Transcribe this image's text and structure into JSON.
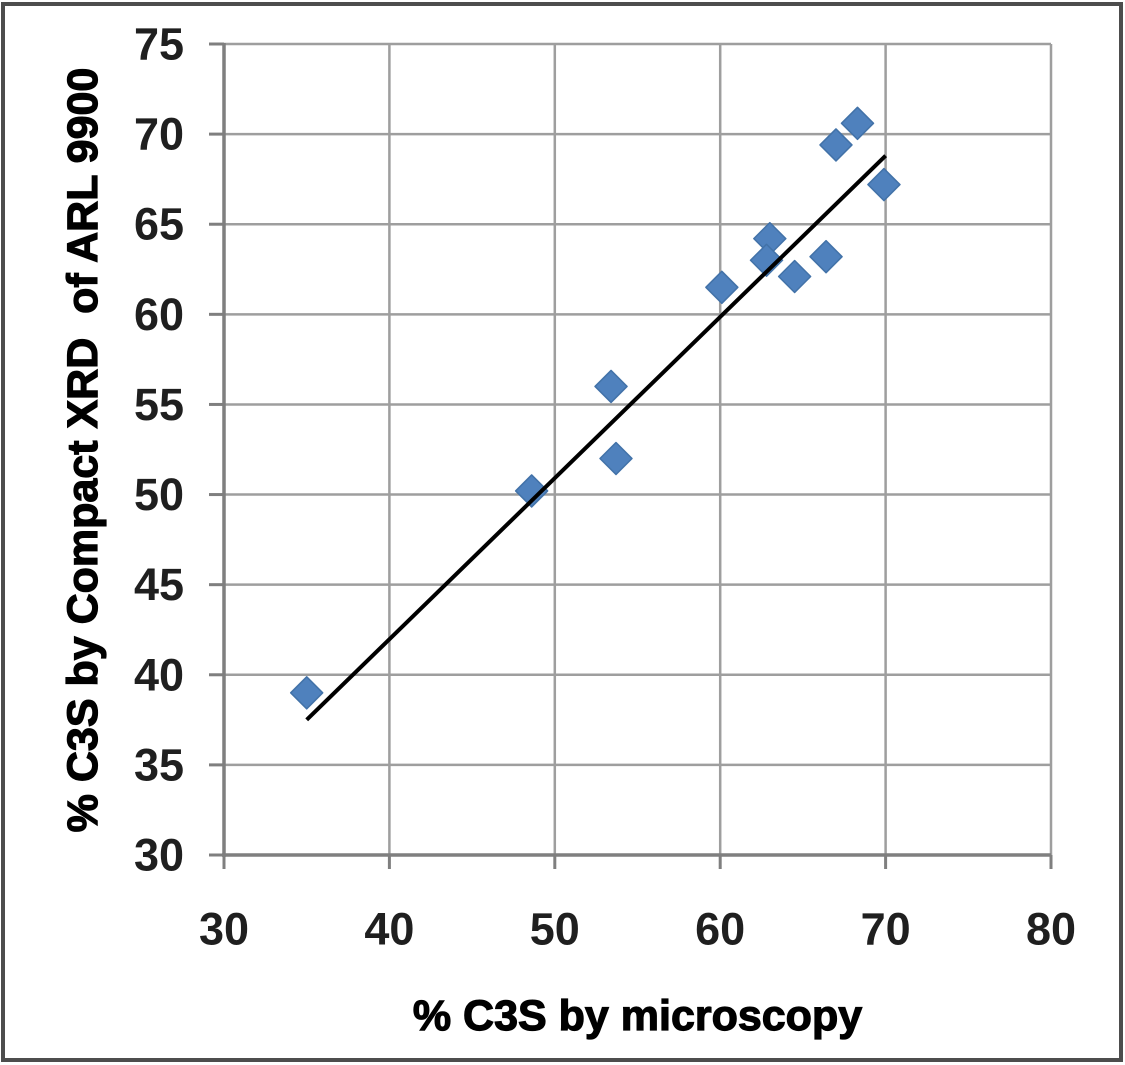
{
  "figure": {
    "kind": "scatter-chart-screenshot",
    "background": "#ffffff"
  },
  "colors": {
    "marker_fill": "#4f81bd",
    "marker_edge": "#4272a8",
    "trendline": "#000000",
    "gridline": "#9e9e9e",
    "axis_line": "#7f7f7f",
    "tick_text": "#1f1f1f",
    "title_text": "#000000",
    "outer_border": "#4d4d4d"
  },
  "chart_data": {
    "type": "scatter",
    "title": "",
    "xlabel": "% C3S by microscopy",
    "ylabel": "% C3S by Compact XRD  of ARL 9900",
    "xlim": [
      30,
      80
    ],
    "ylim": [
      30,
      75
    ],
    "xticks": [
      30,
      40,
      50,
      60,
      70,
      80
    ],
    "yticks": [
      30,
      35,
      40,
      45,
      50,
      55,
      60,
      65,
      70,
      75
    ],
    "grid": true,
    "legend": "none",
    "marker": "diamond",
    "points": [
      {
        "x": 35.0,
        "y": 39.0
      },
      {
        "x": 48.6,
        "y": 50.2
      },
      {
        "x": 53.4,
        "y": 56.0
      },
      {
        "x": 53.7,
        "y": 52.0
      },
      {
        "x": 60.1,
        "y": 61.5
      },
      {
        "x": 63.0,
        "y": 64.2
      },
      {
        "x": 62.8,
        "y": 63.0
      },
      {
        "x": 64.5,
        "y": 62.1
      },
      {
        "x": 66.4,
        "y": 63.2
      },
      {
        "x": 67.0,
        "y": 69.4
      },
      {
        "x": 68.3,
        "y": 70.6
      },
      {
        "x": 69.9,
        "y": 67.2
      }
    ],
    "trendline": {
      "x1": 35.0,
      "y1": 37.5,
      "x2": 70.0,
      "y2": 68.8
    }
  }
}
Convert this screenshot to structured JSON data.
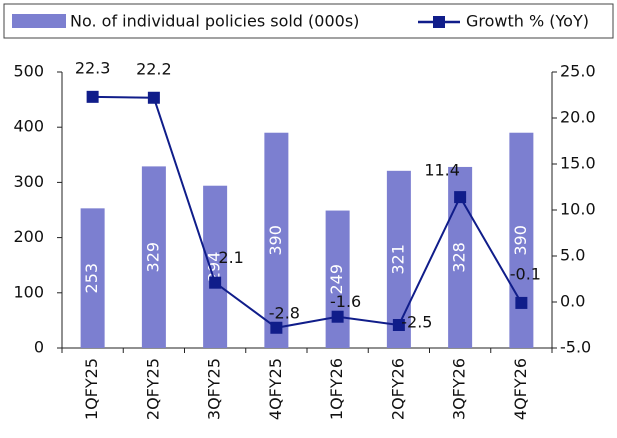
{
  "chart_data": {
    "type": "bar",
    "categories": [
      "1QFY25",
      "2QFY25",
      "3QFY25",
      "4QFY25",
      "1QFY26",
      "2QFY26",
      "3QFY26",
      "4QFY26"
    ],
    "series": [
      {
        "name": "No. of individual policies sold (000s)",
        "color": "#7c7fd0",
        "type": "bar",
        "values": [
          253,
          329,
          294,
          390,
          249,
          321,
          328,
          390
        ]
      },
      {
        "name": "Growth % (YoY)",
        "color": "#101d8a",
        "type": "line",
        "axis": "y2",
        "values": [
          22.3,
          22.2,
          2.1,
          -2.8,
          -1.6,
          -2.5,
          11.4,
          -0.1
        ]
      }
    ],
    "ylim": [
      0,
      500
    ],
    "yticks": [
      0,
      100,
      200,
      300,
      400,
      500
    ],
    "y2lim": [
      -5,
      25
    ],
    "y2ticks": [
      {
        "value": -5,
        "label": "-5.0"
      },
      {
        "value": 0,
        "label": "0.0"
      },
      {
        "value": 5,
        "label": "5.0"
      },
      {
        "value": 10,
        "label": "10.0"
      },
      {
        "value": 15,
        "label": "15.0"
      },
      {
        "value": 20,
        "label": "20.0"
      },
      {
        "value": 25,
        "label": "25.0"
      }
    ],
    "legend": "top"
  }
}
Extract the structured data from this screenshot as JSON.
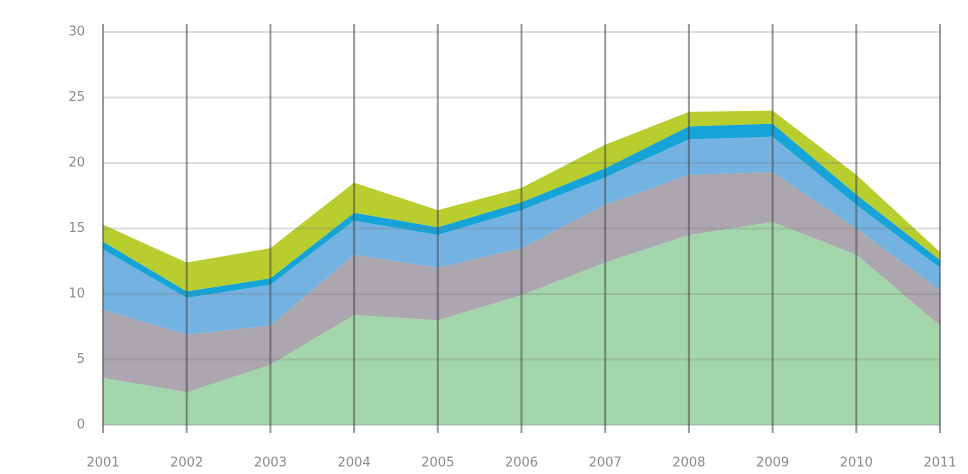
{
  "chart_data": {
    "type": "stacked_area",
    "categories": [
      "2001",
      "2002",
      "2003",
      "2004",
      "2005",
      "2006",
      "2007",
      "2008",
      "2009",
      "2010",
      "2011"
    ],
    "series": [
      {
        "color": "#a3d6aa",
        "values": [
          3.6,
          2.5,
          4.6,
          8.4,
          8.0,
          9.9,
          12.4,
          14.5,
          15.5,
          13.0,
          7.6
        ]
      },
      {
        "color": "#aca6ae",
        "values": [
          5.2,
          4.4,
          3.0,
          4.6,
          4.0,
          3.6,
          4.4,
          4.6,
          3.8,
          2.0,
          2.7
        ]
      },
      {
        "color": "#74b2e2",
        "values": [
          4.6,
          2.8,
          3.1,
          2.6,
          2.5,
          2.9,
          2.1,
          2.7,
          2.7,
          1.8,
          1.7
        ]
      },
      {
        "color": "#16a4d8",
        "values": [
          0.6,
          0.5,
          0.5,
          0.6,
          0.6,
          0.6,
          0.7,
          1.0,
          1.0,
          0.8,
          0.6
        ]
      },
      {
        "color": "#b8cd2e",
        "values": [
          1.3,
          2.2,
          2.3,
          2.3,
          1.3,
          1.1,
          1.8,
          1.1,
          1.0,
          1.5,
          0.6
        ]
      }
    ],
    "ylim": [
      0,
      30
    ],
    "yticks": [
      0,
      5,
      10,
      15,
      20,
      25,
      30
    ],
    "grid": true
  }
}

__________

** Exercise prompt **
Copy out every line from the data above that has "type" in it.

** Full output **
    "type": "scatter",
    "type": "bar",
        "type": "bar",
        "type": "line",
    "type": "stacked_area",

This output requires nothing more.